* _TEXT SHOWN_

(begin)

Achievements

Publications and achievements submitted by our faculty, staff, and students.

Faculty Micaela Szykman Gunther, Ho Yi Wan Wildlife Drs. Micaela Szykman Gunther and Ho Yi Wan received a $170,000 grant from the National Council for Air and Stream Improvement (NCASI) to support a distribution study on the marten and fisher, two closely related members of the weasel family that are both species of special concern. The project aims to assess potential shifts in the species’ distributions after wildfires in Lassen County, and will support two Department of Wildlife graduate students. Findings will determine if certain management strategies or habitat types are more resilient to fire, potentially serving as refugia for martens and fishers.

Submitted: November 10, 2022

Student Frank Juma Ong'ondo, Frank Fogarty III, Peter Njoroge, and Matt Johnson Wildlife Wildlife graduate student Frank Juma Ong'ondo and his collaborators Drs. Frank Fogarty and Matt Johnson from Humboldt Wildlife, and Dr. Peter Njoroge from the National Museums of Kenya published a paper entitled "Bird abundance and diversity in shade coffee and natural forest in Kenya" in the journal Global Ecology & Conservation. Open access link here.

Submitted: November 4, 2022

Faculty Matt Johnson Wildlife Wildlife faculty member Matt Johnson has secured a new grant ($659,987) from the Agricultural Research Institute to investigate the use of nest boxes for bluebirds and swallows for insect pest control in winegrape vineyards. The 3-year project is in collaboration with researchers at UC Davis (Dr. Daniel Karp) and UC Riverside (Drs. Erin Wilson-Rankin and S. Houston Wilson), and it will fund a post-doctoral researcher and multiple undergraduate students from Cal Poly Humboldt, along with a PhD student at UC Davis. The research will occur in Napa Valley.

Submitted: November 4, 2022

Student Molly Parren, Daniel Barton, and Barbara Clucas Wildlife Molly Parren, MS graduate in Wildlife, published results from her MS thesis research, "Drought and coyotes mediate mesopredator response to human disturbance" in the ESA open-access journal Ecosphere, co-authored with Cal Poly Humboldt faculty Drs. Daniel Barton and Barbara Clucas and CDFW scientists Dr. Brett Furnas and Misty Nelson. This work addressed how California's extreme drought and coyotes in 2013-16 influenced interactions between bobcats, kit foxes, raccoons, and human disturbance at 585 study sites throught California's Central Valley and Mojave Deserts.

(end)

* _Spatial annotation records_
(begin)

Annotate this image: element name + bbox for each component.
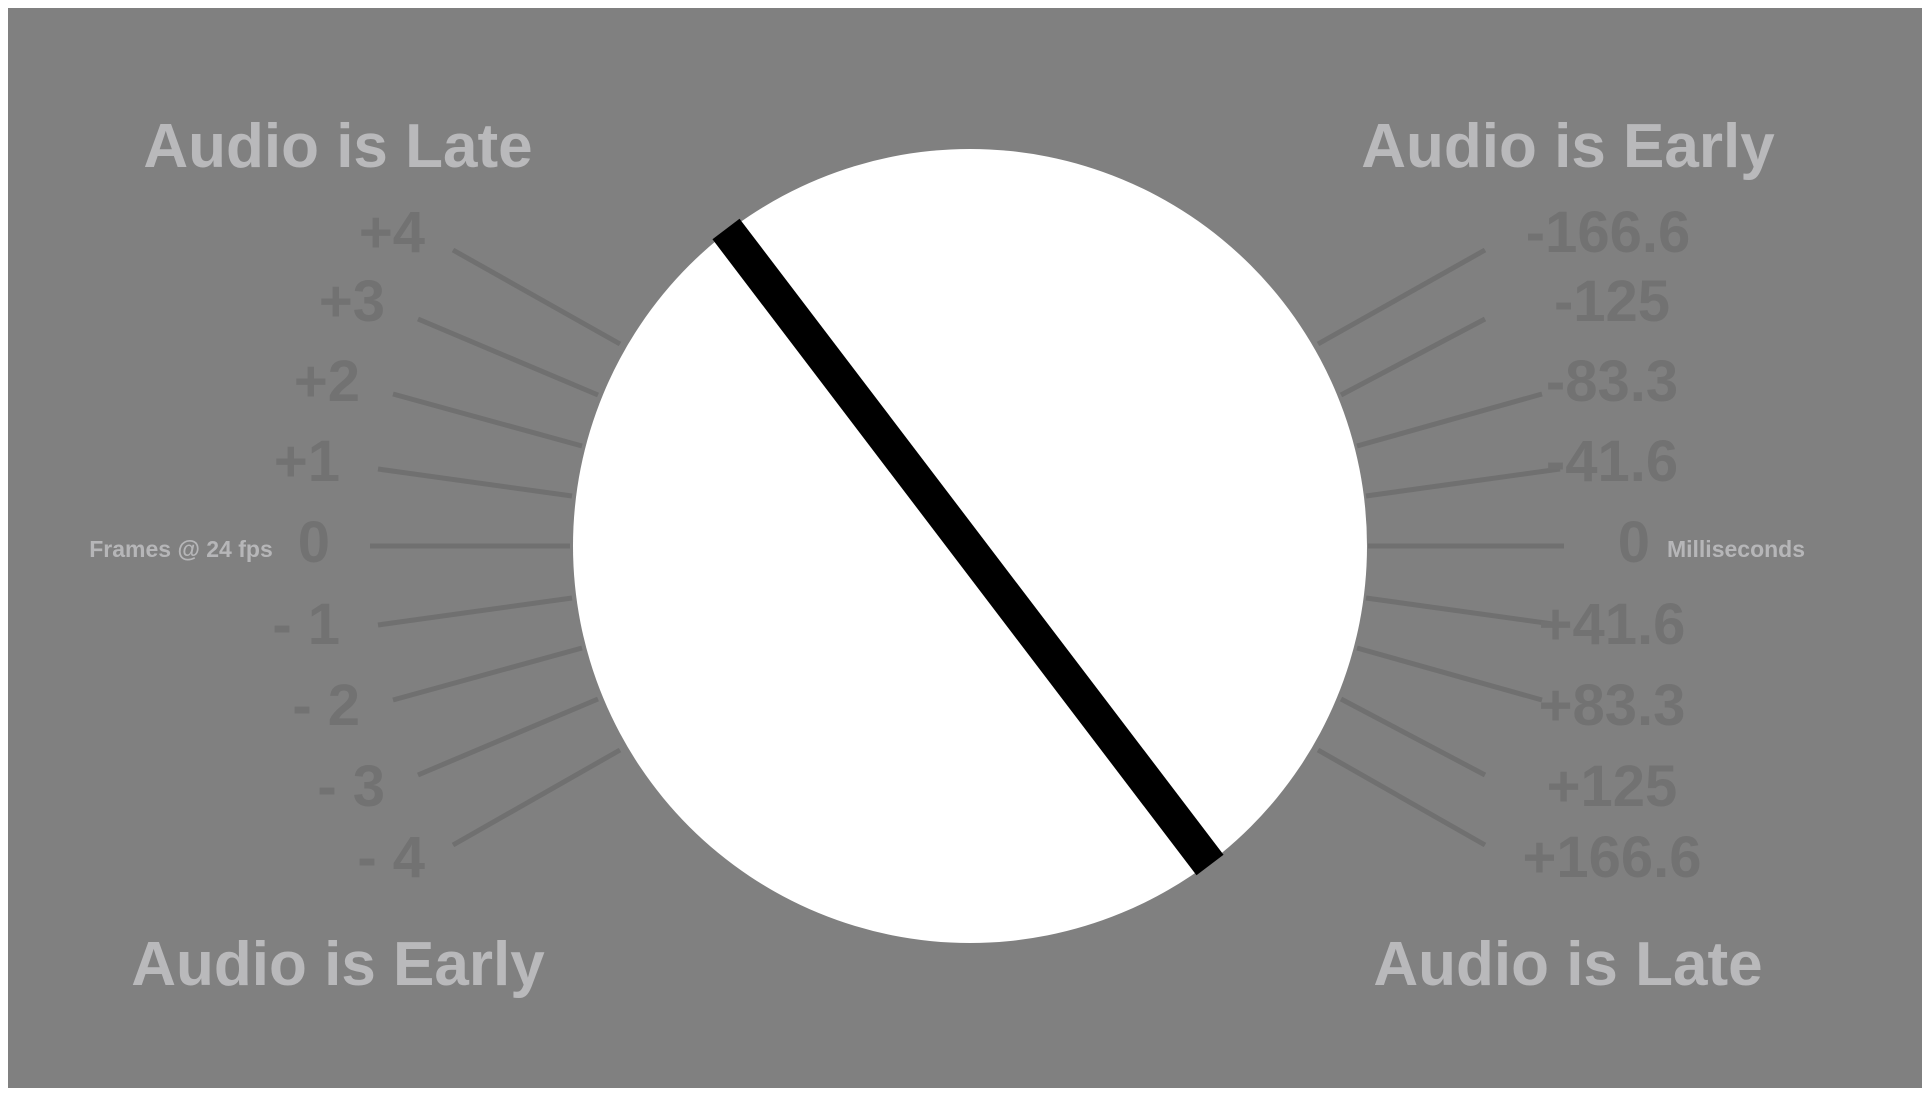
frames-scale-label: +1 bbox=[274, 429, 340, 494]
frames-scale-label: +3 bbox=[319, 269, 385, 334]
frames-tick-line bbox=[392, 645, 583, 703]
unit-label-left: Frames @ 24 fps bbox=[89, 536, 273, 562]
frames-tick-line bbox=[417, 696, 599, 778]
heading-bottom-right: Audio is Late bbox=[1373, 930, 1762, 999]
frames-scale-label: - 3 bbox=[317, 754, 385, 819]
milliseconds-scale-label: -125 bbox=[1554, 269, 1670, 334]
milliseconds-scale-label: +83.3 bbox=[1539, 673, 1686, 738]
tick-lines bbox=[370, 247, 1564, 848]
frames-scale: +4+3 +2 +1 0 - 1 - 2 - 3- 4 bbox=[272, 200, 425, 890]
heading-bottom-left: Audio is Early bbox=[131, 930, 545, 999]
frames-tick-line bbox=[377, 466, 573, 499]
frames-scale-label: - 2 bbox=[292, 673, 360, 738]
unit-label-right: Milliseconds bbox=[1667, 536, 1805, 562]
milliseconds-tick-line bbox=[1339, 696, 1487, 778]
frames-tick-line bbox=[392, 391, 583, 449]
milliseconds-tick-line bbox=[1316, 747, 1487, 848]
frames-tick-line bbox=[417, 316, 599, 398]
milliseconds-tick-line bbox=[1356, 391, 1543, 449]
milliseconds-tick-line bbox=[1365, 595, 1561, 628]
milliseconds-scale-label: 0 bbox=[1618, 510, 1650, 575]
frames-tick-line bbox=[451, 747, 622, 848]
milliseconds-tick-line bbox=[1316, 247, 1487, 347]
milliseconds-tick-line bbox=[1339, 316, 1487, 398]
frames-scale-label: - 1 bbox=[272, 592, 340, 657]
milliseconds-scale-label: +166.6 bbox=[1522, 825, 1701, 890]
milliseconds-scale-label: +125 bbox=[1547, 754, 1678, 819]
frames-scale-label: +4 bbox=[359, 200, 425, 265]
milliseconds-scale-label: -83.3 bbox=[1546, 349, 1678, 414]
frames-scale-label: 0 bbox=[298, 510, 330, 575]
milliseconds-scale-label: +41.6 bbox=[1539, 592, 1686, 657]
frames-scale-label: - 4 bbox=[357, 825, 425, 890]
milliseconds-tick-line bbox=[1365, 466, 1561, 499]
milliseconds-scale-label: -41.6 bbox=[1546, 429, 1678, 494]
milliseconds-tick-line bbox=[1356, 645, 1543, 703]
heading-top-left: Audio is Late bbox=[143, 112, 532, 181]
milliseconds-scale-label: -166.6 bbox=[1526, 200, 1690, 265]
heading-top-right: Audio is Early bbox=[1361, 112, 1775, 181]
frames-scale-label: +2 bbox=[294, 349, 360, 414]
needle-bar bbox=[712, 218, 1224, 876]
frames-tick-line bbox=[377, 595, 573, 628]
frames-tick-line bbox=[451, 247, 622, 347]
milliseconds-scale: -166.6-125 -83.3 -41.6 0 +41.6 +83.3 +125+166.… bbox=[1522, 200, 1701, 890]
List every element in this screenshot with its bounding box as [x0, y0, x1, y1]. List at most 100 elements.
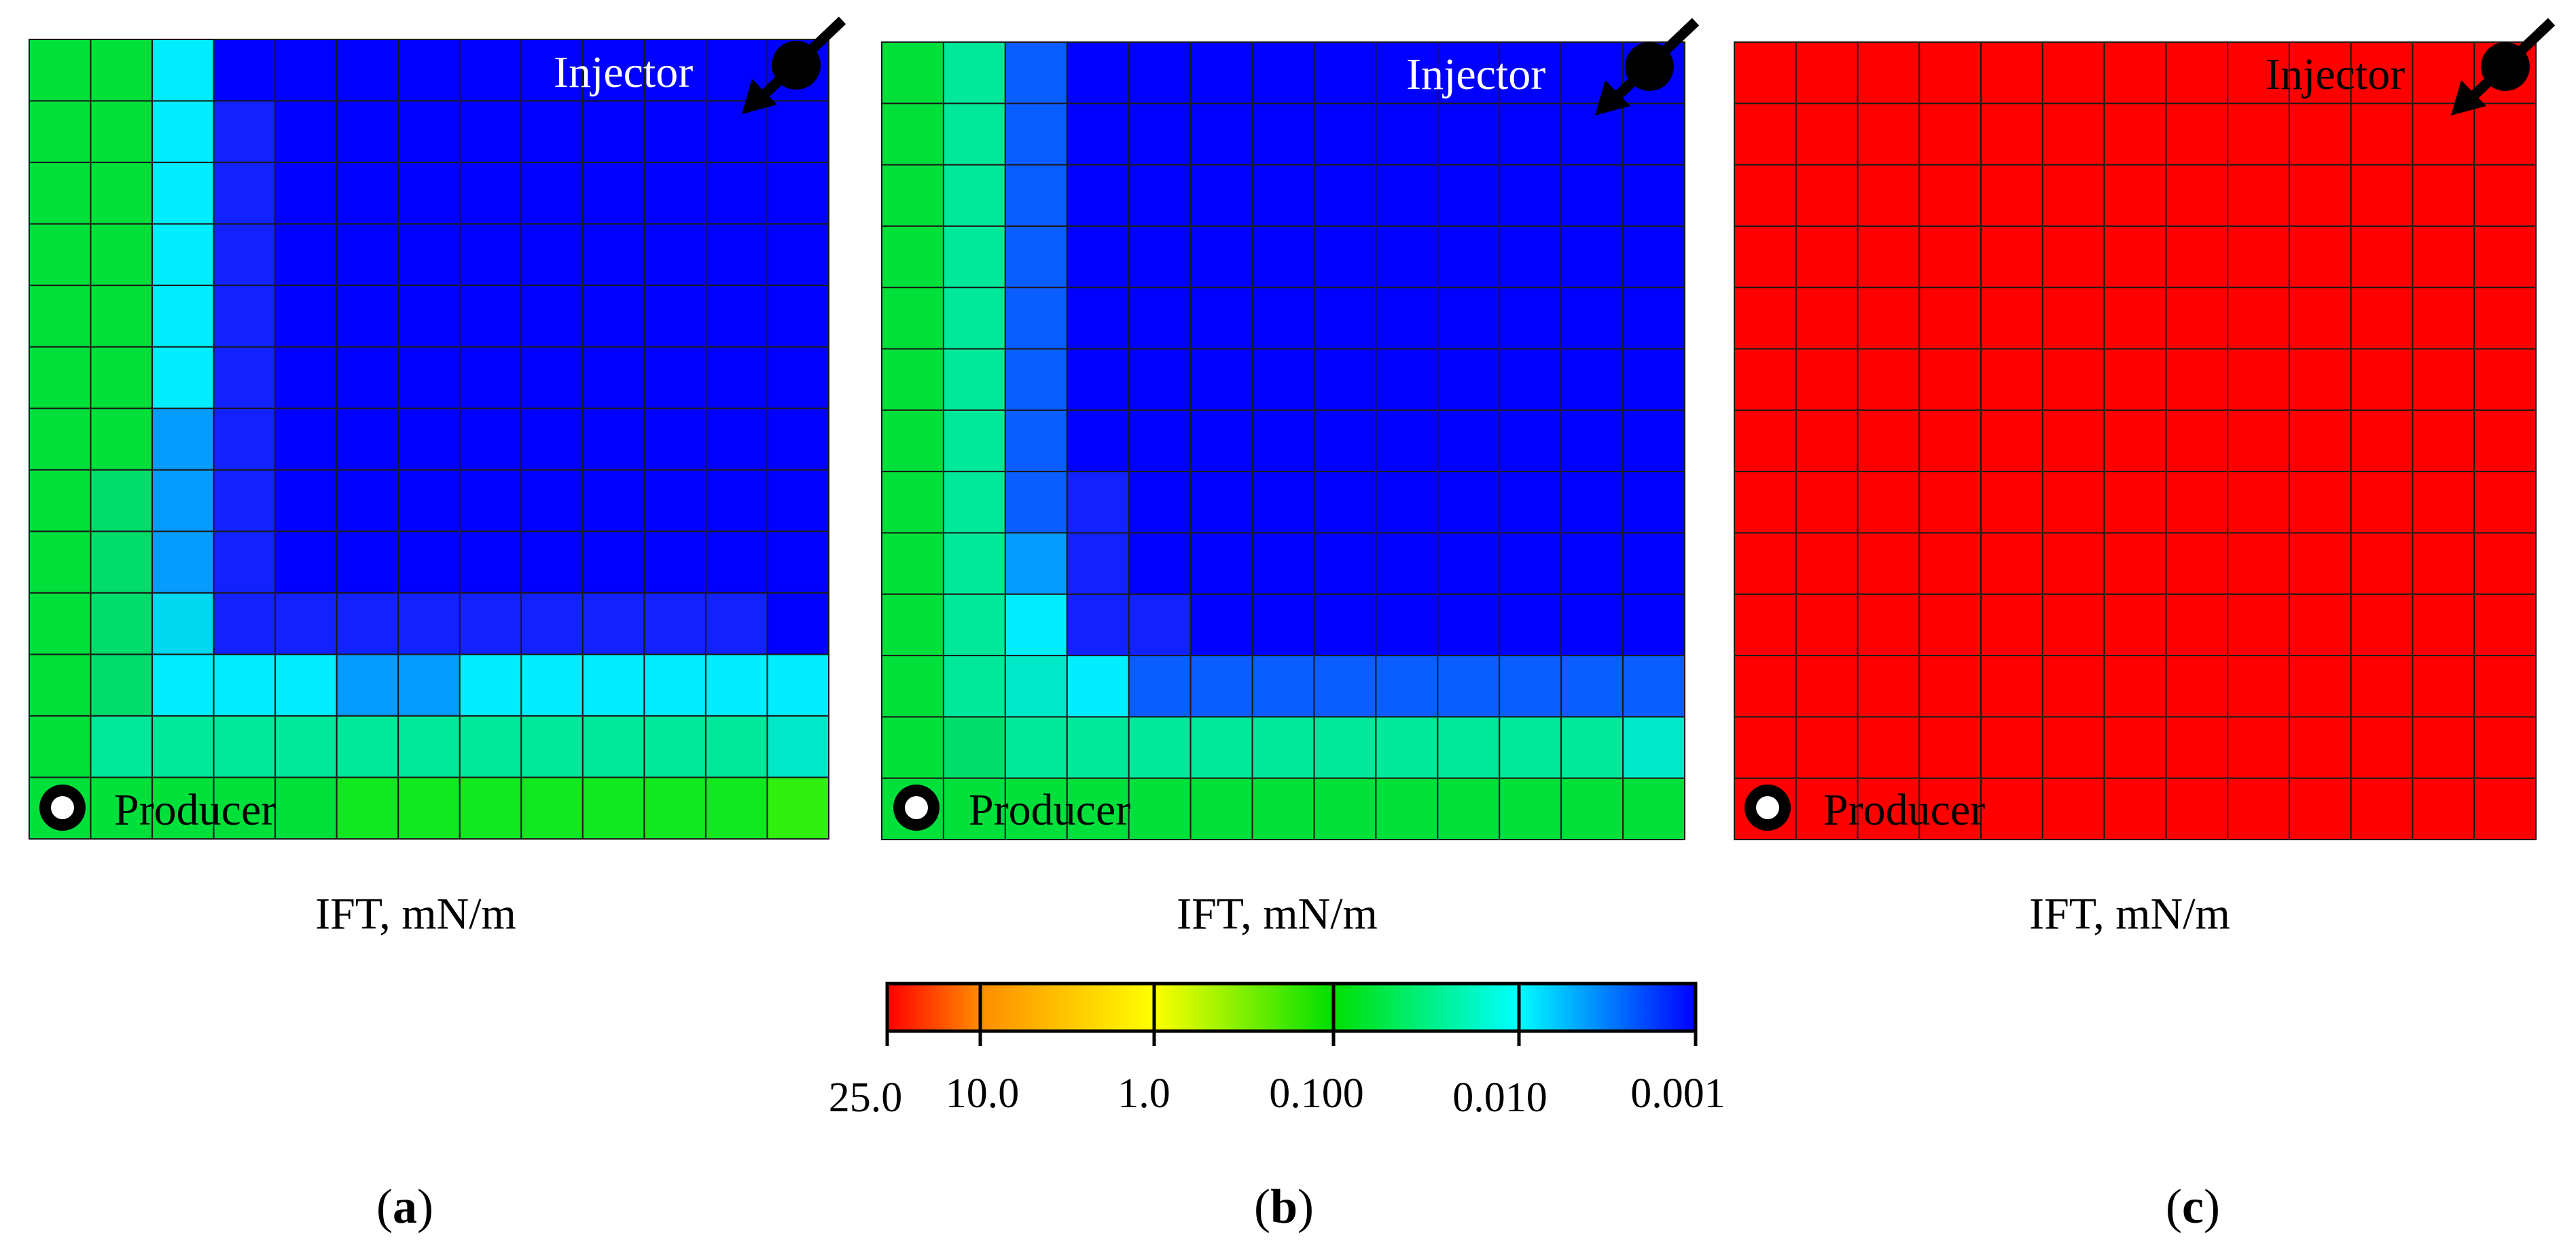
- grid-cell: [1622, 103, 1686, 166]
- grid-cell: [1189, 655, 1253, 718]
- grid-cell: [2103, 471, 2167, 534]
- grid-cell: [1251, 41, 1315, 105]
- grid-cell: [2165, 593, 2229, 657]
- grid-cell: [942, 593, 1006, 657]
- grid-cell: [1980, 348, 2043, 411]
- grid-cell: [766, 776, 829, 840]
- grid-cell: [643, 469, 706, 533]
- grid-cell: [1980, 225, 2043, 289]
- grid-cell: [1313, 164, 1377, 227]
- grid-cell: [520, 776, 584, 840]
- grid-cell: [1128, 287, 1192, 350]
- grid-cell: [2473, 409, 2537, 473]
- producer-well-icon-b: [893, 785, 940, 831]
- grid-cell: [1004, 532, 1068, 595]
- grid-cell: [1251, 409, 1315, 473]
- grid-cell: [1734, 41, 1797, 105]
- grid-cell: [1857, 287, 1920, 350]
- grid-cell: [397, 100, 461, 164]
- grid-cell: [1980, 716, 2043, 779]
- grid-cell: [397, 346, 461, 410]
- grid-cell: [1437, 655, 1501, 718]
- grid-cell: [397, 285, 461, 348]
- grid-cell: [2103, 41, 2167, 105]
- grid-cell: [704, 776, 768, 840]
- grid-cell: [459, 715, 522, 778]
- grid-cell: [151, 531, 215, 594]
- grid-cell: [1734, 655, 1797, 718]
- grid-cell: [1734, 409, 1797, 473]
- grid-cell: [704, 531, 768, 594]
- grid-cell: [1560, 287, 1624, 350]
- svg-text:(b): (b): [1254, 1179, 1314, 1234]
- grid-cell: [1980, 41, 2043, 105]
- grid-cell: [1251, 287, 1315, 350]
- grid-cell: [90, 408, 154, 471]
- grid-cell: [397, 776, 461, 840]
- grid-cell: [1189, 225, 1253, 289]
- grid-cell: [2412, 471, 2475, 534]
- grid-cell: [520, 162, 584, 225]
- grid-cell: [704, 162, 768, 225]
- grid-cell: [2350, 409, 2414, 473]
- grid-cell: [1980, 532, 2043, 595]
- grid-cell: [1795, 164, 1859, 227]
- grid-cell: [1313, 287, 1377, 350]
- grid-cell: [704, 408, 768, 471]
- grid-cell: [881, 593, 944, 657]
- grid-cell: [1313, 471, 1377, 534]
- grid-cell: [29, 162, 92, 225]
- grid-cell: [1560, 532, 1624, 595]
- grid-cell: [2288, 777, 2352, 840]
- grid-cell: [2227, 348, 2290, 411]
- grid-cell: [397, 39, 461, 102]
- injector-arrow-icon-a: [742, 16, 846, 114]
- panel-c: Injector Producer IFT, mN/m (c): [1734, 18, 2556, 1234]
- grid-cell: [1795, 287, 1859, 350]
- grid-cell: [29, 469, 92, 533]
- grid-cell: [1857, 41, 1920, 105]
- grid-cell: [151, 776, 215, 840]
- grid-cell: [2165, 103, 2229, 166]
- grid-cell: [582, 285, 645, 348]
- grid-cell: [29, 531, 92, 594]
- grid-cell: [1795, 532, 1859, 595]
- grid-cell: [2227, 103, 2290, 166]
- grid-cell: [1560, 103, 1624, 166]
- grid-cell: [2041, 593, 2105, 657]
- grid-cell: [1795, 41, 1859, 105]
- grid-cell: [1980, 655, 2043, 718]
- grid-cell: [336, 39, 399, 102]
- grid-cell: [1066, 532, 1130, 595]
- grid-cell: [1004, 225, 1068, 289]
- grid-cell: [29, 408, 92, 471]
- ift-grid-a: [29, 39, 829, 840]
- grid-cell: [2350, 777, 2414, 840]
- grid-cell: [1251, 225, 1315, 289]
- grid-cell: [2288, 655, 2352, 718]
- grid-cell: [336, 162, 399, 225]
- injector-label-b: Injector: [1406, 50, 1545, 99]
- grid-cell: [90, 100, 154, 164]
- grid-cell: [1499, 287, 1562, 350]
- grid-cell: [881, 409, 944, 473]
- grid-cell: [1622, 655, 1686, 718]
- grid-cell: [881, 225, 944, 289]
- grid-cell: [1795, 409, 1859, 473]
- grid-cell: [582, 408, 645, 471]
- grid-cell: [1437, 471, 1501, 534]
- grid-cell: [1437, 593, 1501, 657]
- grid-cell: [1857, 225, 1920, 289]
- grid-cell: [2103, 532, 2167, 595]
- grid-cell: [151, 162, 215, 225]
- grid-cell: [90, 592, 154, 655]
- grid-cell: [459, 776, 522, 840]
- grid-cell: [942, 409, 1006, 473]
- grid-cell: [1499, 164, 1562, 227]
- grid-cell: [881, 532, 944, 595]
- grid-cell: [2412, 164, 2475, 227]
- grid-cell: [1251, 777, 1315, 840]
- grid-cell: [2103, 777, 2167, 840]
- grid-cell: [2350, 164, 2414, 227]
- grid-cell: [1499, 409, 1562, 473]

(end)

* _WORK TO DO_
A. Answer these questions using the achievements page:
(i) How much was the grant that Drs. Micaela Szykman Gunther and Ho Yi Wan received from the National Council for Air and Stream Improvement?
(ii) In which journal did Frank Juma Ong'ondo and his collaborators publish their paper on bird abundance and diversity?
(iii) Where will the nest box research led by Matt Johnson take place?
B. Reproduce the achievements page word for word, everything from "Publications and achievements" down to "martens and fishers.".

* _SOLUTION SET_
A.
(i) $170,000
(ii) Global Ecology & Conservation
(iii) Napa Valley

B.
Publications and achievements submitted by our faculty, staff, and students.

Faculty Micaela Szykman Gunther, Ho Yi Wan Wildlife Drs. Micaela Szykman Gunther and Ho Yi Wan received a $170,000 grant from the National Council for Air and Stream Improvement (NCASI) to support a distribution study on the marten and fisher, two closely related members of the weasel family that are both species of special concern. The project aims to assess potential shifts in the species’ distributions after wildfires in Lassen County, and will support two Department of Wildlife graduate students. Findings will determine if certain management strategies or habitat types are more resilient to fire, potentially serving as refugia for martens and fishers.